DATASET RECORDS:
— Start —

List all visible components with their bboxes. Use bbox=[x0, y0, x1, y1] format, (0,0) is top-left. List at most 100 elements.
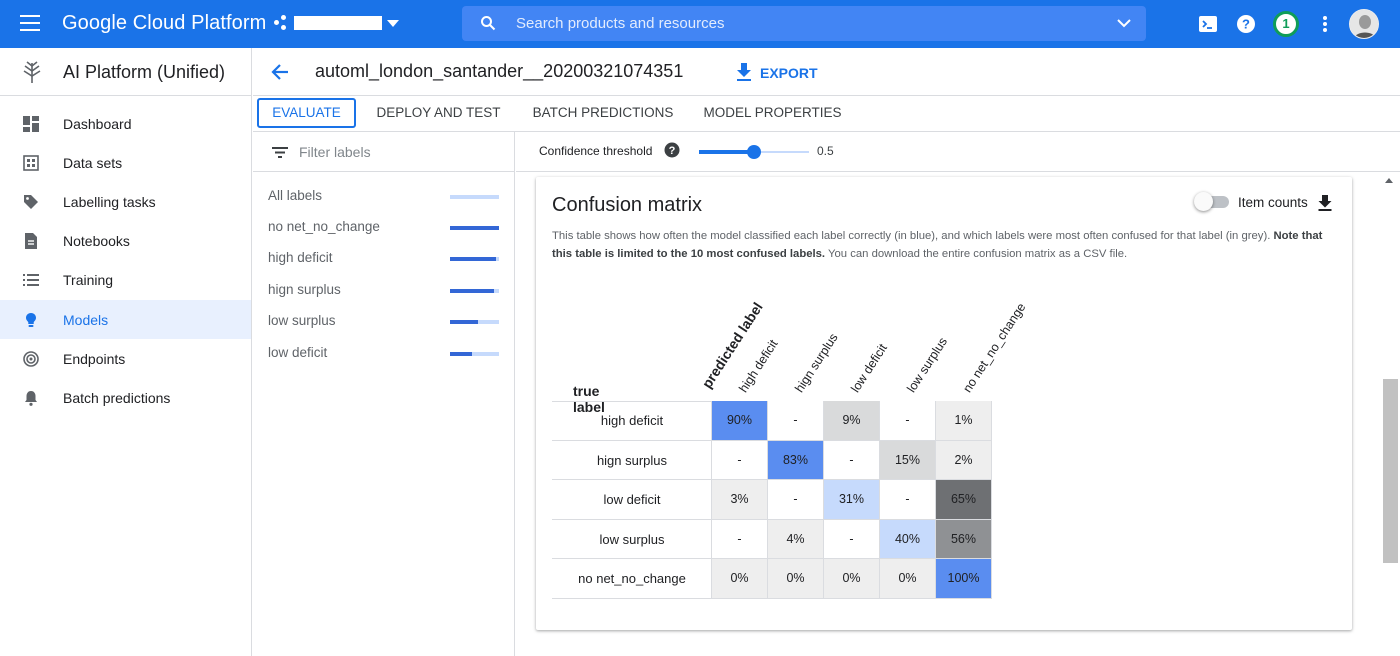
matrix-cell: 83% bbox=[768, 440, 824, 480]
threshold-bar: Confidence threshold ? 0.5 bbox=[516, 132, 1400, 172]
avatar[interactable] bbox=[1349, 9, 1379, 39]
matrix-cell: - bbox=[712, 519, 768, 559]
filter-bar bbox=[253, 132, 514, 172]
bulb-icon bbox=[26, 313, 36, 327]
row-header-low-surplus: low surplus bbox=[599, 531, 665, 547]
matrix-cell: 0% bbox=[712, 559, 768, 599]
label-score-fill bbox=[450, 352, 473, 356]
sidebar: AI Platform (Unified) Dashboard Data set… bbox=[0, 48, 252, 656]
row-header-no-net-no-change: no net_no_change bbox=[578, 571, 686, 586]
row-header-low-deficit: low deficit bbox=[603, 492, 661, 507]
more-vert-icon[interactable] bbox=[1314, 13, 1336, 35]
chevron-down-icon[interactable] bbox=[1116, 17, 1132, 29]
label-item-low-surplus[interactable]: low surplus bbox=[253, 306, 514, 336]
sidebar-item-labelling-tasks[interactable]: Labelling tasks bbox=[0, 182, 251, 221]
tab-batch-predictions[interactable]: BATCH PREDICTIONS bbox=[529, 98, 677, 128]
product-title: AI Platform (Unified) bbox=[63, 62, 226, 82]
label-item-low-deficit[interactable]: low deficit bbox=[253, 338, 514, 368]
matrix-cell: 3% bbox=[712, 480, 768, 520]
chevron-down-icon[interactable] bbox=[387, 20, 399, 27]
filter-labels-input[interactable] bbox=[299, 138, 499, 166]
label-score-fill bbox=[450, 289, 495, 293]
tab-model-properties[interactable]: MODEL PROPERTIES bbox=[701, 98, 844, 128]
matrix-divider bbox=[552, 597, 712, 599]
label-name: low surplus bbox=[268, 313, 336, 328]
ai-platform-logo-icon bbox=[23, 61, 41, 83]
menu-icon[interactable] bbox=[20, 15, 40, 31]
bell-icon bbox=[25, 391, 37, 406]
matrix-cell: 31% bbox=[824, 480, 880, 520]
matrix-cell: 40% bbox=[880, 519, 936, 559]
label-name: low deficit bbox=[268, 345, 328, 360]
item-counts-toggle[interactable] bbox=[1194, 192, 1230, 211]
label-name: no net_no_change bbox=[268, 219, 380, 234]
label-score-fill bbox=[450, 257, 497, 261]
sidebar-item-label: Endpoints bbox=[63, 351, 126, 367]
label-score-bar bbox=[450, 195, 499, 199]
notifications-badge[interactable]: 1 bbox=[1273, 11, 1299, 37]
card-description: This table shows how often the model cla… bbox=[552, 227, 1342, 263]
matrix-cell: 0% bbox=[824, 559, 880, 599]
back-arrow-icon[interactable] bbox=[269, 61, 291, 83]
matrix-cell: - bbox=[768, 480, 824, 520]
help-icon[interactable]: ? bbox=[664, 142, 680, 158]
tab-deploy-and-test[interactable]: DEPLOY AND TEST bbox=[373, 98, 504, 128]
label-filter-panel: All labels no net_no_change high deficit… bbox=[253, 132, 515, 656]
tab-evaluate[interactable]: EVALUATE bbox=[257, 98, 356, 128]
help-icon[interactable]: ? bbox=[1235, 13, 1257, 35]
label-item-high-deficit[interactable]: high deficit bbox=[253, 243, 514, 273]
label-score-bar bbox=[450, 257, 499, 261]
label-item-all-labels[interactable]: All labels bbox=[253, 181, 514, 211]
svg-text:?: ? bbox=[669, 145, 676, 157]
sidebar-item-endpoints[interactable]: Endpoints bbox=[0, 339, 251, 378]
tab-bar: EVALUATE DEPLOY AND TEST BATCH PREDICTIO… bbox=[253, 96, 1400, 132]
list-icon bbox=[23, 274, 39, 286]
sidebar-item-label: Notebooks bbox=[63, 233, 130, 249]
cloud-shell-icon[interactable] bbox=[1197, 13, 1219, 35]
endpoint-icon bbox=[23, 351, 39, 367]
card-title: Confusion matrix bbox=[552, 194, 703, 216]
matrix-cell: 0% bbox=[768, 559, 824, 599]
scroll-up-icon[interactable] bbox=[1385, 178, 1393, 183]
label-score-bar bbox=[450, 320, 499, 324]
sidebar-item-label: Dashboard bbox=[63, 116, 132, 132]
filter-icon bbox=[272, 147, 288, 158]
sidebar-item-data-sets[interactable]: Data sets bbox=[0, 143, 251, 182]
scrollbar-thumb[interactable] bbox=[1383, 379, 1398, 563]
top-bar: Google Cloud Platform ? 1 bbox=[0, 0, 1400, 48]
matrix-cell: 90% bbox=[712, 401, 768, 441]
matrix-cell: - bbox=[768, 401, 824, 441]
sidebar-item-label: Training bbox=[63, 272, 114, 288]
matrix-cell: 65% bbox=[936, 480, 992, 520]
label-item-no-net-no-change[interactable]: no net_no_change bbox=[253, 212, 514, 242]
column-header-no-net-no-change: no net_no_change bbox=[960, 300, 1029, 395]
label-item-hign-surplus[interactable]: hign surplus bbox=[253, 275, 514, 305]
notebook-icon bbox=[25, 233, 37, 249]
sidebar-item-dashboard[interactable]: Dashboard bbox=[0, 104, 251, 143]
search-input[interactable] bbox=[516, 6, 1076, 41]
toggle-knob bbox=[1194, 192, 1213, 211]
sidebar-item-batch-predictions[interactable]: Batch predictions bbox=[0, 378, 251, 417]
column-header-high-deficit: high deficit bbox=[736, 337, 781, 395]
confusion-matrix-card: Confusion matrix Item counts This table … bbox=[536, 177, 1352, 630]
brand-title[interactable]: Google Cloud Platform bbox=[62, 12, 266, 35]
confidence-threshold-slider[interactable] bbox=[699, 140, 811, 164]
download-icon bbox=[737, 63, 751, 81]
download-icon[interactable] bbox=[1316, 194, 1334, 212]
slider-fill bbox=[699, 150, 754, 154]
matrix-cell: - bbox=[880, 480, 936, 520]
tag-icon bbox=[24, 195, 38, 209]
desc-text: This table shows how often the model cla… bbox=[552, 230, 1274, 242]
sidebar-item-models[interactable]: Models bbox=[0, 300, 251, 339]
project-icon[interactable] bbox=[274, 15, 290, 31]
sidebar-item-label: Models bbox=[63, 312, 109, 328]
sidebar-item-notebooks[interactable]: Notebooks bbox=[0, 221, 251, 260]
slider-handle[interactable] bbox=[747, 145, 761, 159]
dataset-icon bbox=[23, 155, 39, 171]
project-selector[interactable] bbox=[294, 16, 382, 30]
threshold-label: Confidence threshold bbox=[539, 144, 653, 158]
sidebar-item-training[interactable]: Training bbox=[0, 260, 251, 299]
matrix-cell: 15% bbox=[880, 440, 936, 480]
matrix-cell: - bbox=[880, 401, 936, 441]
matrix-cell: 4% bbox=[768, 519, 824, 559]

— End —
— Start —

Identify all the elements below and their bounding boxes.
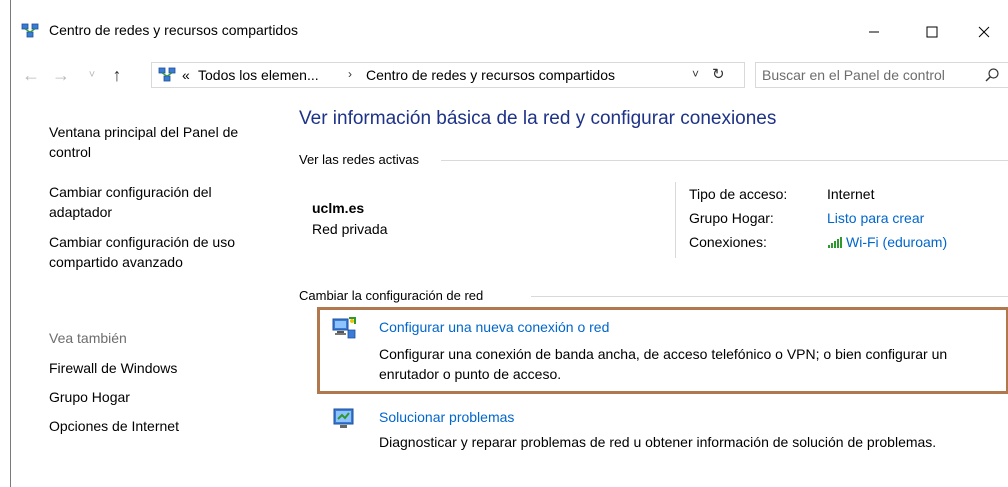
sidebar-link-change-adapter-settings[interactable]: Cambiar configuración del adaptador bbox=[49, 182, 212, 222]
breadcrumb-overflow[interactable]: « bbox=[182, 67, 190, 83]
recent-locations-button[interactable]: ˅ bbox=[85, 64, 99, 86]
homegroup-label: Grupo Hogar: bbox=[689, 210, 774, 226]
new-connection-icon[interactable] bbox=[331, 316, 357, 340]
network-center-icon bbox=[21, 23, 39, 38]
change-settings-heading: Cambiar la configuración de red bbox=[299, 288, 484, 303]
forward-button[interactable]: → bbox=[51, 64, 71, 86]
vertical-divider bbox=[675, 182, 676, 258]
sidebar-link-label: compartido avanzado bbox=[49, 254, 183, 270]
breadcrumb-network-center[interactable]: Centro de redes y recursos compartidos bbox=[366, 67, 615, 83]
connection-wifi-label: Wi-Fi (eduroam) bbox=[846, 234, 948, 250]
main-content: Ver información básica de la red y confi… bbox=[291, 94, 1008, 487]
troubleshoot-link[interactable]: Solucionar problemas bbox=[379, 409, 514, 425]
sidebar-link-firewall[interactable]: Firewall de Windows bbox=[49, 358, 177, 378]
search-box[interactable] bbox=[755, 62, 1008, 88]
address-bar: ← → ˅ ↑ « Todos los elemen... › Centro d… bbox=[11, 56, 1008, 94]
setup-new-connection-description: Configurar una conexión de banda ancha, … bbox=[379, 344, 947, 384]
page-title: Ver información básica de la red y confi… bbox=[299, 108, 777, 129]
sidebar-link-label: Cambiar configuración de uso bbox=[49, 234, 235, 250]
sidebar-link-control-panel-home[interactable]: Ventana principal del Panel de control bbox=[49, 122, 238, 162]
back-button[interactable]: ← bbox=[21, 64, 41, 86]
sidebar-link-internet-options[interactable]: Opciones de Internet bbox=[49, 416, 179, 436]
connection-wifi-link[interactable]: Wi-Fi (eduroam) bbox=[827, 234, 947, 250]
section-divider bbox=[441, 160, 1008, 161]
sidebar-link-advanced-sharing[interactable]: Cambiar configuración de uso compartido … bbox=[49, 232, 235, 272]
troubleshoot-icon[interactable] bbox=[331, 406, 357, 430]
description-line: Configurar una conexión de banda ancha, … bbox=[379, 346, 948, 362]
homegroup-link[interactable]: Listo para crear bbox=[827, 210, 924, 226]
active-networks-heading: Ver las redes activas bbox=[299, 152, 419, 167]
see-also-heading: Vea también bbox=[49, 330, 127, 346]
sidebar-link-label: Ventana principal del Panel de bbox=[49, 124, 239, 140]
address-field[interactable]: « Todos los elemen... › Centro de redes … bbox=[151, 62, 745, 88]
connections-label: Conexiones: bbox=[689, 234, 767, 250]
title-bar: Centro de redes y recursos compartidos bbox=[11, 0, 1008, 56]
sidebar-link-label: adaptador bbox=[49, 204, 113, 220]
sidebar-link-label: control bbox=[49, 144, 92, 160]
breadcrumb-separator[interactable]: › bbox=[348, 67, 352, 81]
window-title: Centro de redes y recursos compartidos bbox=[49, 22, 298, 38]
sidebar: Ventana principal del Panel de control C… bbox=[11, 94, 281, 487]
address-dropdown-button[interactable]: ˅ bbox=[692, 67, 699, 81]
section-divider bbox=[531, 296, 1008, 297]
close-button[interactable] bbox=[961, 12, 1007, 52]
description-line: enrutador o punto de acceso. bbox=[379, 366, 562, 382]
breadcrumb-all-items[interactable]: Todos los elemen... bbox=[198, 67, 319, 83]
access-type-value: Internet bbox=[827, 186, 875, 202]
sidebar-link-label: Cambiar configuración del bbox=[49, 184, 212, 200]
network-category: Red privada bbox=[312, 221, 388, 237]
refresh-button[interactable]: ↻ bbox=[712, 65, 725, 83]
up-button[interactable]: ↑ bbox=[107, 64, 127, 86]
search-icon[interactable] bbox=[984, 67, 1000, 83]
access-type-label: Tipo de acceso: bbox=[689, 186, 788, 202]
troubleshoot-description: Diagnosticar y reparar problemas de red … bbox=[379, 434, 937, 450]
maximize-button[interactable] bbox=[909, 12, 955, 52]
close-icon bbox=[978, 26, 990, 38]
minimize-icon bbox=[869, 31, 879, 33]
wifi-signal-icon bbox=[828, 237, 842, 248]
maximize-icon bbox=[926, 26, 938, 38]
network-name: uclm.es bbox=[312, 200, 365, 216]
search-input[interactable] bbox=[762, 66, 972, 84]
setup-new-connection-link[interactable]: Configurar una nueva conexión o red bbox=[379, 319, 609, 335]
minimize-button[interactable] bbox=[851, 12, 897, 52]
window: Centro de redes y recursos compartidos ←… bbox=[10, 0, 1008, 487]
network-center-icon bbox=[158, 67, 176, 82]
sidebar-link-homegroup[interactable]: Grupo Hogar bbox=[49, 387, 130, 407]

— End —

GOAL: Transcribe the items starting at the line containing "matrix-cell: 83% bbox=[768, 440, 824, 480]" and ending at the line containing "tab-batch-predictions[interactable]: BATCH PREDICTIONS", both included.

RESPONSE TO THE EXERCISE:
matrix-cell: 83% bbox=[768, 440, 824, 480]
threshold-bar: Confidence threshold ? 0.5 bbox=[516, 132, 1400, 172]
avatar[interactable] bbox=[1349, 9, 1379, 39]
matrix-cell: - bbox=[712, 519, 768, 559]
filter-bar bbox=[253, 132, 514, 172]
bulb-icon bbox=[26, 313, 36, 327]
row-header-low-surplus: low surplus bbox=[599, 531, 665, 547]
matrix-cell: 0% bbox=[712, 559, 768, 599]
label-score-fill bbox=[450, 352, 473, 356]
sidebar: AI Platform (Unified) Dashboard Data set… bbox=[0, 48, 252, 656]
row-header-no-net-no-change: no net_no_change bbox=[578, 571, 686, 586]
row-header-low-deficit: low deficit bbox=[603, 492, 661, 507]
more-vert-icon[interactable] bbox=[1314, 13, 1336, 35]
chevron-down-icon[interactable] bbox=[1116, 17, 1132, 29]
label-item-low-surplus[interactable]: low surplus bbox=[253, 306, 514, 336]
sidebar-item-labelling-tasks[interactable]: Labelling tasks bbox=[0, 182, 251, 221]
tab-batch-predictions[interactable]: BATCH PREDICTIONS bbox=[529, 98, 677, 128]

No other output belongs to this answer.